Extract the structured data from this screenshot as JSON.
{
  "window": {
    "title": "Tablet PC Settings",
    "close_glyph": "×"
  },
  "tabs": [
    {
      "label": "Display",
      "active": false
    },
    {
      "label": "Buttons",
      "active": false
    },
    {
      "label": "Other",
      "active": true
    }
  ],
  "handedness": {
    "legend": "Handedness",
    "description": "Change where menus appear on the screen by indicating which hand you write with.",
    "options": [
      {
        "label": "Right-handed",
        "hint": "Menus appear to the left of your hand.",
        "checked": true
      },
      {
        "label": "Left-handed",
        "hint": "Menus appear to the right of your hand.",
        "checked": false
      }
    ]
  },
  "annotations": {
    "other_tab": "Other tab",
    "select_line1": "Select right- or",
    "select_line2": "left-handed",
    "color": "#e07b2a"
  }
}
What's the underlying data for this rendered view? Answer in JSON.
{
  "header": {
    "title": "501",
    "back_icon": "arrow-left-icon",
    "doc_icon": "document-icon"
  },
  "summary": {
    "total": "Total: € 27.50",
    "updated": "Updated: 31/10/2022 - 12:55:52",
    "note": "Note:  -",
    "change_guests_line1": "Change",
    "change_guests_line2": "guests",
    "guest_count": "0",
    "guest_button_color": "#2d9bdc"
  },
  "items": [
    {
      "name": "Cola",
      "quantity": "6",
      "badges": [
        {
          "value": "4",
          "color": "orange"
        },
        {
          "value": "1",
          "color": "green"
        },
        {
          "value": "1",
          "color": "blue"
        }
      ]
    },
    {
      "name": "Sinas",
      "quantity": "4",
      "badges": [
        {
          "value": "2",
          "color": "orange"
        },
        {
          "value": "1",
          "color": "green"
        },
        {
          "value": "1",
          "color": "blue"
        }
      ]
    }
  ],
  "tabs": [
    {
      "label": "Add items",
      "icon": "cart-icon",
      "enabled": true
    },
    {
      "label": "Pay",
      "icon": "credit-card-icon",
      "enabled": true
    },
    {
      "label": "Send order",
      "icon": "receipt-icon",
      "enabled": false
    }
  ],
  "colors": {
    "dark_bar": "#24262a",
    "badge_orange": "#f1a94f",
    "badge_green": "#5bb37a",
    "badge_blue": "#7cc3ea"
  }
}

### Set problem
Only the count is wanted: report how many lines of the material above hold the word "hint".

### Expected answer
2